Vivat Cor Iesu,
Per Cor Mariae!
Caros irmãos e irmãs, mais uma vez, sejam bem vindos ao CommunioSCJ! Nosso itinerário na companhia do santo padre Bento XVI chega hoje ao padroeiro da Europa: S. Bento de Núrsia (480-574), pai do monarquismo ocidental [1].
O Papa Bento XVI, nesta catequese, nos diz o seguinte: “Em todo o segundo livro dos Diálogos Gregório ilustra-nos como a vida de São Bento estivesse imersa numa atmosfera de oração, fundamento portante da sua existência. Sem oração não há experiência de Deus. Mas a espiritualidade de Bento não era uma interioridade fora da realidade. Na agitação e na confusão do seu tempo, ele vivia sob o olhar de Deus e precisamente assim nunca perdeu de vista os deveres da vida quotidiana e o homem com as suas necessidades concretas. Ao ver Deus compreendeu a realidade do homem e a sua missão”.
Percebo, aqui, três coisas muito importantes para nós, cristãos do século XXI: a oração, lugar da experiência de Deus,
como fundamento da existência; a perfeita noção da realidade que se dá no relacionamento com Deus; e a ação que brota da relação com Deus.

[Dados de previsão de caixas delimitadoras]
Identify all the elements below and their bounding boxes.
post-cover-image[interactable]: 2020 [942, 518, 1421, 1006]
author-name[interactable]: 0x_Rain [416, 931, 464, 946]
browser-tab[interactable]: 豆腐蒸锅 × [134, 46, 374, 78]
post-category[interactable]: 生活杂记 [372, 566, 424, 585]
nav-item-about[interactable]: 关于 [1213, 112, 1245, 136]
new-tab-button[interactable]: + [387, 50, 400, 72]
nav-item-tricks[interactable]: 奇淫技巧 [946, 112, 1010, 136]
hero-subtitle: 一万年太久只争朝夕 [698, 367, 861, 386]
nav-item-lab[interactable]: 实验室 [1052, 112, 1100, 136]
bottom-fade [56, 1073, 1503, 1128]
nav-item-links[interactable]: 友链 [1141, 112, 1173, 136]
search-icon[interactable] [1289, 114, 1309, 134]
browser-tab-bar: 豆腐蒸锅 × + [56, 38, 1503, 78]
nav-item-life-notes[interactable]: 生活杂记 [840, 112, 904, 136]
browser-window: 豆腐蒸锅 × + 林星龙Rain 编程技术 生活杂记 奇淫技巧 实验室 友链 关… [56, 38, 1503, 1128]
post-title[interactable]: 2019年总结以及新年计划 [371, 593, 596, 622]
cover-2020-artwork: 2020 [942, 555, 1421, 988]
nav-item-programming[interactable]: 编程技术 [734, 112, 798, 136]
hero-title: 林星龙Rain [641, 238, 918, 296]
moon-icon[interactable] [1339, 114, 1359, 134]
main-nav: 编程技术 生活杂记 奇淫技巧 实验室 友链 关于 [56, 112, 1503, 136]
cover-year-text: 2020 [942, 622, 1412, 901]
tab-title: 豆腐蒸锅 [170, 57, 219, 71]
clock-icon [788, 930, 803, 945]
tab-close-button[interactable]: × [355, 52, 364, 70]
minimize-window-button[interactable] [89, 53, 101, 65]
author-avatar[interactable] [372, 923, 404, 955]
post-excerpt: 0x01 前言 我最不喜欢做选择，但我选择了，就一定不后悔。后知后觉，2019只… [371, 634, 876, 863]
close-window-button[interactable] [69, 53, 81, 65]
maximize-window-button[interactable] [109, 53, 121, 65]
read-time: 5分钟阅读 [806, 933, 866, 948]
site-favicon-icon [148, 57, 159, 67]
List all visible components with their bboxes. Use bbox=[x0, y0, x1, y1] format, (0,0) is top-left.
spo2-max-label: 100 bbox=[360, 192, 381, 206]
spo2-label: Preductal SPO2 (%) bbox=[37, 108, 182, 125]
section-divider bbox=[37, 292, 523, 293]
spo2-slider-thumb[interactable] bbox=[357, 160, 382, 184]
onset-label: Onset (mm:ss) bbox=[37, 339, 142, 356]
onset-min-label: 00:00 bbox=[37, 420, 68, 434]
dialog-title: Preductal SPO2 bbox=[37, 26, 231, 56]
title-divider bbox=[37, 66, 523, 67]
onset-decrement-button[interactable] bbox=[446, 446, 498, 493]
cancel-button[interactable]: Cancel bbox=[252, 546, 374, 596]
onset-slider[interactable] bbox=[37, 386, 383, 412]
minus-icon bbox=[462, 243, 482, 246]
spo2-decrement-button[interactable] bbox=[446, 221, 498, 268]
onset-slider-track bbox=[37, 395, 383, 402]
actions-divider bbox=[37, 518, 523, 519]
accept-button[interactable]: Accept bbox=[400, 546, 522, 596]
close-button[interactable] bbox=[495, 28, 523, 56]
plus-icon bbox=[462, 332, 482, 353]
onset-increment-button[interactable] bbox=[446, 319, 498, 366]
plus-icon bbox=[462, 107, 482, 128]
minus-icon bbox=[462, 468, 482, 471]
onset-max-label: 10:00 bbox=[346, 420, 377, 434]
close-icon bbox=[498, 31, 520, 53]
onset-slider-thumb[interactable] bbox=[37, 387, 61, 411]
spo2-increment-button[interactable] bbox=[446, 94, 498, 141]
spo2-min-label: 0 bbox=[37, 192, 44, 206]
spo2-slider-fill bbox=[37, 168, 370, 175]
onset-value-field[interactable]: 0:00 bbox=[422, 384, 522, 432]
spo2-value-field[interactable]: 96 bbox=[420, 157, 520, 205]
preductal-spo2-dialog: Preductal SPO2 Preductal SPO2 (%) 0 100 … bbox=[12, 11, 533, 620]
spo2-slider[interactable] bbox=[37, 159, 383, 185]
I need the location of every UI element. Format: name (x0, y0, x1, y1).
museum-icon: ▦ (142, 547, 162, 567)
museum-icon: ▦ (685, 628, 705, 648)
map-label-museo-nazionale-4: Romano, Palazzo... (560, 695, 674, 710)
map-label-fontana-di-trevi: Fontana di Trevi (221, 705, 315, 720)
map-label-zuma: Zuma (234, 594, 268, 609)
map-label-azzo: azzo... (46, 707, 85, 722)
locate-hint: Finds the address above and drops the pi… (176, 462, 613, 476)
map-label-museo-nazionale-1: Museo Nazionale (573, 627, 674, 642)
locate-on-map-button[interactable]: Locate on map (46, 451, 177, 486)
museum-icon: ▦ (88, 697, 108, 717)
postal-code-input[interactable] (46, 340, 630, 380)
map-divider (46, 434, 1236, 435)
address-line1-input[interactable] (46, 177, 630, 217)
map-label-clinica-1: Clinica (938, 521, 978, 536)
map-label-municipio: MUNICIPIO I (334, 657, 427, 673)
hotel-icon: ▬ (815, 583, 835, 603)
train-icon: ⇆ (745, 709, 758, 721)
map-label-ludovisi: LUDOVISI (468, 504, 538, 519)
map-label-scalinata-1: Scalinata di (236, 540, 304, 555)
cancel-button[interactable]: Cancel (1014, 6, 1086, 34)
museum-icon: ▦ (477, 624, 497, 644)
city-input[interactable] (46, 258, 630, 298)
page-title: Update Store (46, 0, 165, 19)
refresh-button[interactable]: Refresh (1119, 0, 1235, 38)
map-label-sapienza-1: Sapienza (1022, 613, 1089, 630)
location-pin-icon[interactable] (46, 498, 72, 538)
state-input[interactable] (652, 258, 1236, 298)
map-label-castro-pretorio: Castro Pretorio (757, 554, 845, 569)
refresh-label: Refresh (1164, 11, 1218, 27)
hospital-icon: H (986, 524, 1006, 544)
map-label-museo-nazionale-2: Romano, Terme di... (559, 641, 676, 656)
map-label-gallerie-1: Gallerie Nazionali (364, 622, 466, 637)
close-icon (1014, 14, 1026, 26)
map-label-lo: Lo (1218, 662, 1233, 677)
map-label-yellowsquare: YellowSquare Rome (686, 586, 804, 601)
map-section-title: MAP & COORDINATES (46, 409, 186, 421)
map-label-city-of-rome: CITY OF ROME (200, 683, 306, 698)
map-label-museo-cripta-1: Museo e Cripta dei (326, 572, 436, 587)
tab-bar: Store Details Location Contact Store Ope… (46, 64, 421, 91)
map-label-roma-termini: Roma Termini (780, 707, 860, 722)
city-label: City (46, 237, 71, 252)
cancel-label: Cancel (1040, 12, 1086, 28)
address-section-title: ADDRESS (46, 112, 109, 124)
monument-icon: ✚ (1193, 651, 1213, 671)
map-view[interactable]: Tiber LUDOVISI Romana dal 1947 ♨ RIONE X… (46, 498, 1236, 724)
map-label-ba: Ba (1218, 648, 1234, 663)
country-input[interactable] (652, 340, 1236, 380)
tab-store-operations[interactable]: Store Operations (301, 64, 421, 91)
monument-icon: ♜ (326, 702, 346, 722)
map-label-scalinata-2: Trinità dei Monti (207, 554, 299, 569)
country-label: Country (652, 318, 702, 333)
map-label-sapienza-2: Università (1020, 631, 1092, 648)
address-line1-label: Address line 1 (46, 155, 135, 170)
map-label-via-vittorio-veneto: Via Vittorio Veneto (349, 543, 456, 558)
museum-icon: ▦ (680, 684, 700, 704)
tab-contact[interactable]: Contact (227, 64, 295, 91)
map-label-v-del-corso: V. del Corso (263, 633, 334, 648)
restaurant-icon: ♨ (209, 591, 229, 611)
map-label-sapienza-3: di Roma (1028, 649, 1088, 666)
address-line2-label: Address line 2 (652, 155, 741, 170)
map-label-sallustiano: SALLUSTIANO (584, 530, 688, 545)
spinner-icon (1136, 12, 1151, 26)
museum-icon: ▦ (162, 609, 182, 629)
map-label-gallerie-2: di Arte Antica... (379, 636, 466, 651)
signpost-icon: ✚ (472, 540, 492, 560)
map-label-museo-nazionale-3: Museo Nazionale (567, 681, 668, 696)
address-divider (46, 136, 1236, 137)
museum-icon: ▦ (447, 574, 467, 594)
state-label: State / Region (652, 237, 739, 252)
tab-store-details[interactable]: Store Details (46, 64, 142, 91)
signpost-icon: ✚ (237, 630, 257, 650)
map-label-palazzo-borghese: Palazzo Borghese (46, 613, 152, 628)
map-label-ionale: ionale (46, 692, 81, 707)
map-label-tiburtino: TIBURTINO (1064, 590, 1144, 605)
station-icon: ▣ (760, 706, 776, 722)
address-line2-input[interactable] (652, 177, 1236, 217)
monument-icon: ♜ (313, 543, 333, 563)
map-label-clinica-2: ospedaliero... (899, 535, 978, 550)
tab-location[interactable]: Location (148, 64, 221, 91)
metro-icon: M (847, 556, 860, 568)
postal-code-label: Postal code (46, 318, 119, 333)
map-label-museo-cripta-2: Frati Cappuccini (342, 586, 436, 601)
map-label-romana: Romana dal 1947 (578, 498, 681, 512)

Tarefa proposta | Liste as coisas que o texto sobre São Bento aponta como muito importantes para os cristãos do século XXI. Os registros não têm relação com o texto sobre São Bento.

Resposta |
- A oração, lugar da experiência de Deus, como fundamento da existência
- A perfeita noção da realidade que se dá no relacionamento com Deus
- A ação que brota da relação com Deus